*Job*
Exclude the pictures and retype the entries as written.
>> BEGIN
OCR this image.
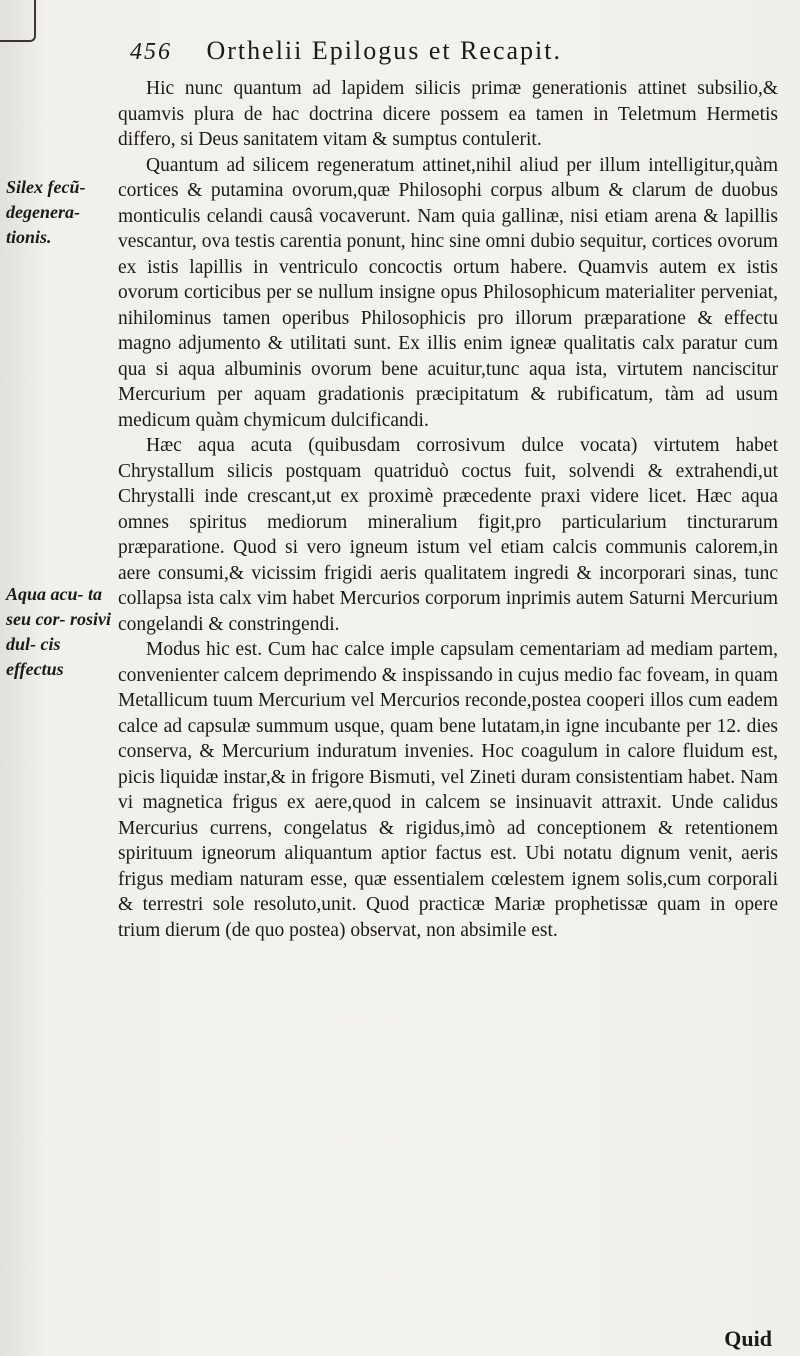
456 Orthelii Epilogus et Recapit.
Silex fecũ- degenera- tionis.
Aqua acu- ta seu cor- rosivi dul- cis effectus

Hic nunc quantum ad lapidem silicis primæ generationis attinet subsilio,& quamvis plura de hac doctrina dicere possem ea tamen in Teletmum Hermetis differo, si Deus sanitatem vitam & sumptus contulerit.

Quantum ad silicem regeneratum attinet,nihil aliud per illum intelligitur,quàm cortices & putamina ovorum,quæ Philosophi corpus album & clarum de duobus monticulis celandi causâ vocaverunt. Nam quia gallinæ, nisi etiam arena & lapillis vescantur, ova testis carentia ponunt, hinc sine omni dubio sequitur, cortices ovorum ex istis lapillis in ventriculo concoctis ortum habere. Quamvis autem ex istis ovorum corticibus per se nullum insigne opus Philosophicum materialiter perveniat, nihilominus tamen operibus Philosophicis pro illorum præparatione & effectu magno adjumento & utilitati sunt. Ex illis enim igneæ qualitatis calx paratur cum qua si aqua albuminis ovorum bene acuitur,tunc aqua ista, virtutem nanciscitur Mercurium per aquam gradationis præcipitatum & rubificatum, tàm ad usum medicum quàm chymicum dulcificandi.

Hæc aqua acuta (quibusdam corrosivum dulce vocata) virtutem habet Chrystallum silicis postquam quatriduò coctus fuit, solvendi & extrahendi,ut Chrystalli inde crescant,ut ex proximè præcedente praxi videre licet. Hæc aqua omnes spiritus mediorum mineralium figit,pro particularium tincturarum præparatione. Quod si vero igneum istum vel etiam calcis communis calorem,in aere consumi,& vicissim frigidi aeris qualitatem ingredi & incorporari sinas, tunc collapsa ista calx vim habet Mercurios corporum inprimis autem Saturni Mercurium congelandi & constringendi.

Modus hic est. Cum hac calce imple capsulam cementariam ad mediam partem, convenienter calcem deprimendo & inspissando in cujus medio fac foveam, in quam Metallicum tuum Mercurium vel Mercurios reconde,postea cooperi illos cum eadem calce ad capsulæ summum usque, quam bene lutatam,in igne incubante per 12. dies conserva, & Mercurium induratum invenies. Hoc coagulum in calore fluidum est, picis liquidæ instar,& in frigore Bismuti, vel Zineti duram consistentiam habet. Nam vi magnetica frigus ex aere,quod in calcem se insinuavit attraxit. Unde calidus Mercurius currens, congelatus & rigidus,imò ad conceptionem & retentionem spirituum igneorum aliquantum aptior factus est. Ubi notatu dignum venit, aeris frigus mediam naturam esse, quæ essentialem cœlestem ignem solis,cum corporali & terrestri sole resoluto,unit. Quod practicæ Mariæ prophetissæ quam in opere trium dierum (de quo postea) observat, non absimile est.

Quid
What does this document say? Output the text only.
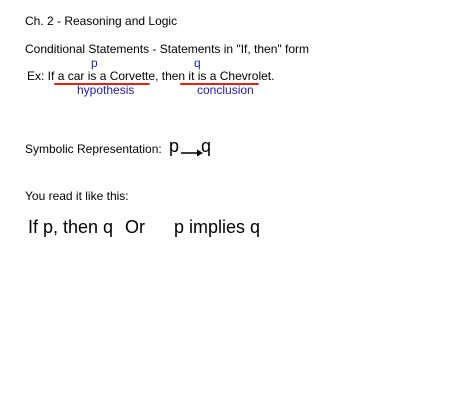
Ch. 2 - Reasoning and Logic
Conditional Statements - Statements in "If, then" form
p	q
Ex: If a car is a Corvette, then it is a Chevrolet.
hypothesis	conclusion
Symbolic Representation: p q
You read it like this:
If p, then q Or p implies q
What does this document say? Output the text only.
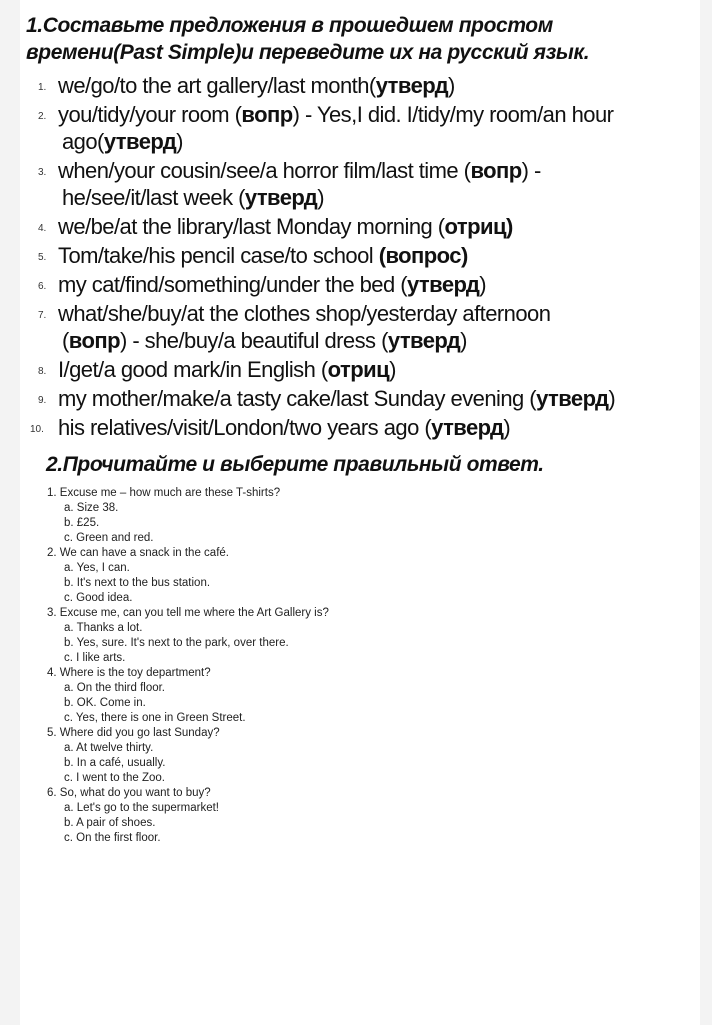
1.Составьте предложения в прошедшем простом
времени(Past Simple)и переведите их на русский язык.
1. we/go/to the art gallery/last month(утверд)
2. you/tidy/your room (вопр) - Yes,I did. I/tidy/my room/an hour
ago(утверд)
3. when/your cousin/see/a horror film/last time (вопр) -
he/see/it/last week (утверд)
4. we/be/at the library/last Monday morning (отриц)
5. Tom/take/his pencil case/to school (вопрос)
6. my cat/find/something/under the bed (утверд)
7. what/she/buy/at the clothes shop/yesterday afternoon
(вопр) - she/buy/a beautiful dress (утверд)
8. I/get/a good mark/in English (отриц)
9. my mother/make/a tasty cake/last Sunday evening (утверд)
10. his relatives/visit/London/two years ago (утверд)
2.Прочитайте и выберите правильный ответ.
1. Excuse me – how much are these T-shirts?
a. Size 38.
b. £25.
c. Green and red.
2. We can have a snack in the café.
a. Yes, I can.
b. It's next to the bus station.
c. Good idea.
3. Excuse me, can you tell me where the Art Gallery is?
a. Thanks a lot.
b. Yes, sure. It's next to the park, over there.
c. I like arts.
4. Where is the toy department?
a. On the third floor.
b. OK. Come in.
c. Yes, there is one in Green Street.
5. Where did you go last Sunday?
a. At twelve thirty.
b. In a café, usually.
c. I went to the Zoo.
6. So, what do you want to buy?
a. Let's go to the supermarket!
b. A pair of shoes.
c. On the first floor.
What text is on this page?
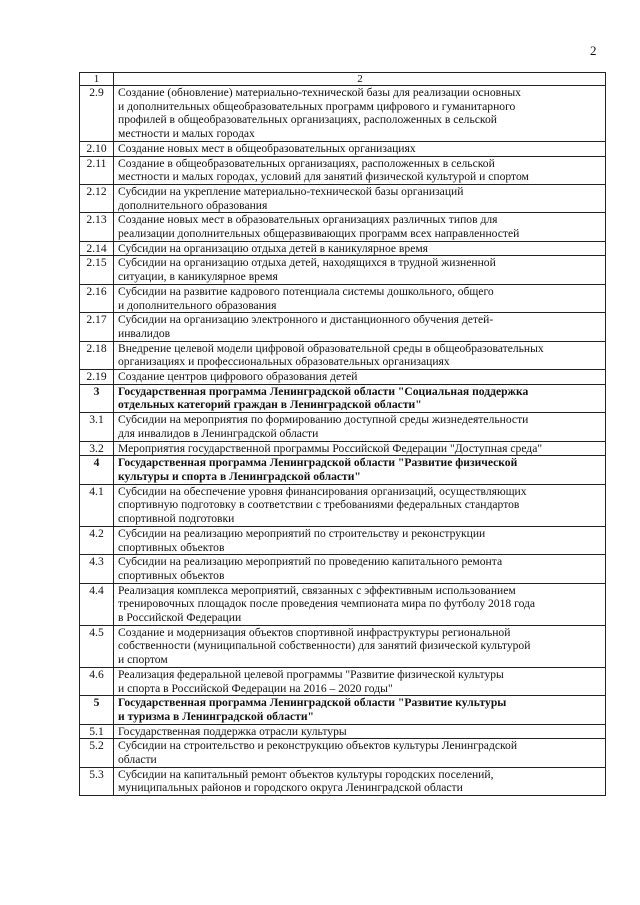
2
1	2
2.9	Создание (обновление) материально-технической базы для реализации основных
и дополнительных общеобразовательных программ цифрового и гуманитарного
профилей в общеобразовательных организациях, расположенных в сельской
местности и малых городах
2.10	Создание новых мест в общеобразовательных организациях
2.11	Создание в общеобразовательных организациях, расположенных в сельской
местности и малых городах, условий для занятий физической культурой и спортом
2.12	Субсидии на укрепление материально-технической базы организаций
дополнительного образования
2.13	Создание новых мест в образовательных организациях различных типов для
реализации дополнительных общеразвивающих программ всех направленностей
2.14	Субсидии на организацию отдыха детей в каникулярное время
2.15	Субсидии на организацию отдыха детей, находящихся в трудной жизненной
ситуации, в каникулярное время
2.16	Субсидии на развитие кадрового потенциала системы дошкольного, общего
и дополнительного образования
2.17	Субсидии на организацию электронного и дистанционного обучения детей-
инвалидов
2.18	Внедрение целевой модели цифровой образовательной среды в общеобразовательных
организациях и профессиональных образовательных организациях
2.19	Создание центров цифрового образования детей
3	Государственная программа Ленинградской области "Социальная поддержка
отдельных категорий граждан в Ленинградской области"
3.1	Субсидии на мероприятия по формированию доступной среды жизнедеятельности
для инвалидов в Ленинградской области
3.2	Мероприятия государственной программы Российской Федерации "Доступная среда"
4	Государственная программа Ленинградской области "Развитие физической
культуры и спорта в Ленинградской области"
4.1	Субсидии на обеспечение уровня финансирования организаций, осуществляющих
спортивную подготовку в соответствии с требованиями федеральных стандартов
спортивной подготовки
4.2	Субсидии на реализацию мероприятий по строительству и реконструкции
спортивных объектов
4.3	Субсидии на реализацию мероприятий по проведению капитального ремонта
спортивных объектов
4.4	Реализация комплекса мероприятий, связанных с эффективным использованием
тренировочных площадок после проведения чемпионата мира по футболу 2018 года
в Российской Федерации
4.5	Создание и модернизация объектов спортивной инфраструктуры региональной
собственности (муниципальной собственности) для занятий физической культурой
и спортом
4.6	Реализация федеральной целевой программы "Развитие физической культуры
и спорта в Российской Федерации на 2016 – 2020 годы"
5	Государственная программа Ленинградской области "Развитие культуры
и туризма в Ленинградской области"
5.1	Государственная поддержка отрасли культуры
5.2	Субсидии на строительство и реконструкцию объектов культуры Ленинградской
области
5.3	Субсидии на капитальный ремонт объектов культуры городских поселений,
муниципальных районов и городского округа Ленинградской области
>> END
*Response below*
OCR this image.
456 Orthelii Epilogus et Recapit.
Silex fecũ- degenera- tionis.
Aqua acu- ta seu cor- rosivi dul- cis effectus

Hic nunc quantum ad lapidem silicis primæ generationis attinet subsilio,& quamvis plura de hac doctrina dicere possem ea tamen in Teletmum Hermetis differo, si Deus sanitatem vitam & sumptus contulerit.

Quantum ad silicem regeneratum attinet,nihil aliud per illum intelligitur,quàm cortices & putamina ovorum,quæ Philosophi corpus album & clarum de duobus monticulis celandi causâ vocaverunt. Nam quia gallinæ, nisi etiam arena & lapillis vescantur, ova testis carentia ponunt, hinc sine omni dubio sequitur, cortices ovorum ex istis lapillis in ventriculo concoctis ortum habere. Quamvis autem ex istis ovorum corticibus per se nullum insigne opus Philosophicum materialiter perveniat, nihilominus tamen operibus Philosophicis pro illorum præparatione & effectu magno adjumento & utilitati sunt. Ex illis enim igneæ qualitatis calx paratur cum qua si aqua albuminis ovorum bene acuitur,tunc aqua ista, virtutem nanciscitur Mercurium per aquam gradationis præcipitatum & rubificatum, tàm ad usum medicum quàm chymicum dulcificandi.

Hæc aqua acuta (quibusdam corrosivum dulce vocata) virtutem habet Chrystallum silicis postquam quatriduò coctus fuit, solvendi & extrahendi,ut Chrystalli inde crescant,ut ex proximè præcedente praxi videre licet. Hæc aqua omnes spiritus mediorum mineralium figit,pro particularium tincturarum præparatione. Quod si vero igneum istum vel etiam calcis communis calorem,in aere consumi,& vicissim frigidi aeris qualitatem ingredi & incorporari sinas, tunc collapsa ista calx vim habet Mercurios corporum inprimis autem Saturni Mercurium congelandi & constringendi.

Modus hic est. Cum hac calce imple capsulam cementariam ad mediam partem, convenienter calcem deprimendo & inspissando in cujus medio fac foveam, in quam Metallicum tuum Mercurium vel Mercurios reconde,postea cooperi illos cum eadem calce ad capsulæ summum usque, quam bene lutatam,in igne incubante per 12. dies conserva, & Mercurium induratum invenies. Hoc coagulum in calore fluidum est, picis liquidæ instar,& in frigore Bismuti, vel Zineti duram consistentiam habet. Nam vi magnetica frigus ex aere,quod in calcem se insinuavit attraxit. Unde calidus Mercurius currens, congelatus & rigidus,imò ad conceptionem & retentionem spirituum igneorum aliquantum aptior factus est. Ubi notatu dignum venit, aeris frigus mediam naturam esse, quæ essentialem cœlestem ignem solis,cum corporali & terrestri sole resoluto,unit. Quod practicæ Mariæ prophetissæ quam in opere trium dierum (de quo postea) observat, non absimile est.

Quid
What does this document say? Output the text only.
Ch. 2 - Reasoning and Logic
Conditional Statements - Statements in "If, then" form
p	q
Ex: If a car is a Corvette, then it is a Chevrolet.
hypothesis	conclusion
Symbolic Representation: p q
You read it like this:
If p, then q Or p implies q
What does this document say? Output the text only.
1.Составьте предложения в прошедшем простом
времени(Past Simple)и переведите их на русский язык.
1. we/go/to the art gallery/last month(утверд)
2. you/tidy/your room (вопр) - Yes,I did. I/tidy/my room/an hour
ago(утверд)
3. when/your cousin/see/a horror film/last time (вопр) -
he/see/it/last week (утверд)
4. we/be/at the library/last Monday morning (отриц)
5. Tom/take/his pencil case/to school (вопрос)
6. my cat/find/something/under the bed (утверд)
7. what/she/buy/at the clothes shop/yesterday afternoon
(вопр) - she/buy/a beautiful dress (утверд)
8. I/get/a good mark/in English (отриц)
9. my mother/make/a tasty cake/last Sunday evening (утверд)
10. his relatives/visit/London/two years ago (утверд)
2.Прочитайте и выберите правильный ответ.
1. Excuse me – how much are these T-shirts?
a. Size 38.
b. £25.
c. Green and red.
2. We can have a snack in the café.
a. Yes, I can.
b. It's next to the bus station.
c. Good idea.
3. Excuse me, can you tell me where the Art Gallery is?
a. Thanks a lot.
b. Yes, sure. It's next to the park, over there.
c. I like arts.
4. Where is the toy department?
a. On the third floor.
b. OK. Come in.
c. Yes, there is one in Green Street.
5. Where did you go last Sunday?
a. At twelve thirty.
b. In a café, usually.
c. I went to the Zoo.
6. So, what do you want to buy?
a. Let's go to the supermarket!
b. A pair of shoes.
c. On the first floor.
What text is on this page?
2
1	2
2.9	Создание (обновление) материально-технической базы для реализации основных
и дополнительных общеобразовательных программ цифрового и гуманитарного
профилей в общеобразовательных организациях, расположенных в сельской
местности и малых городах
2.10	Создание новых мест в общеобразовательных организациях
2.11	Создание в общеобразовательных организациях, расположенных в сельской
местности и малых городах, условий для занятий физической культурой и спортом
2.12	Субсидии на укрепление материально-технической базы организаций
дополнительного образования
2.13	Создание новых мест в образовательных организациях различных типов для
реализации дополнительных общеразвивающих программ всех направленностей
2.14	Субсидии на организацию отдыха детей в каникулярное время
2.15	Субсидии на организацию отдыха детей, находящихся в трудной жизненной
ситуации, в каникулярное время
2.16	Субсидии на развитие кадрового потенциала системы дошкольного, общего
и дополнительного образования
2.17	Субсидии на организацию электронного и дистанционного обучения детей-
инвалидов
2.18	Внедрение целевой модели цифровой образовательной среды в общеобразовательных
организациях и профессиональных образовательных организациях
2.19	Создание центров цифрового образования детей
3	Государственная программа Ленинградской области "Социальная поддержка
отдельных категорий граждан в Ленинградской области"
3.1	Субсидии на мероприятия по формированию доступной среды жизнедеятельности
для инвалидов в Ленинградской области
3.2	Мероприятия государственной программы Российской Федерации "Доступная среда"
4	Государственная программа Ленинградской области "Развитие физической
культуры и спорта в Ленинградской области"
4.1	Субсидии на обеспечение уровня финансирования организаций, осуществляющих
спортивную подготовку в соответствии с требованиями федеральных стандартов
спортивной подготовки
4.2	Субсидии на реализацию мероприятий по строительству и реконструкции
спортивных объектов
4.3	Субсидии на реализацию мероприятий по проведению капитального ремонта
спортивных объектов
4.4	Реализация комплекса мероприятий, связанных с эффективным использованием
тренировочных площадок после проведения чемпионата мира по футболу 2018 года
в Российской Федерации
4.5	Создание и модернизация объектов спортивной инфраструктуры региональной
собственности (муниципальной собственности) для занятий физической культурой
и спортом
4.6	Реализация федеральной целевой программы "Развитие физической культуры
и спорта в Российской Федерации на 2016 – 2020 годы"
5	Государственная программа Ленинградской области "Развитие культуры
и туризма в Ленинградской области"
5.1	Государственная поддержка отрасли культуры
5.2	Субсидии на строительство и реконструкцию объектов культуры Ленинградской
области
5.3	Субсидии на капитальный ремонт объектов культуры городских поселений,
муниципальных районов и городского округа Ленинградской области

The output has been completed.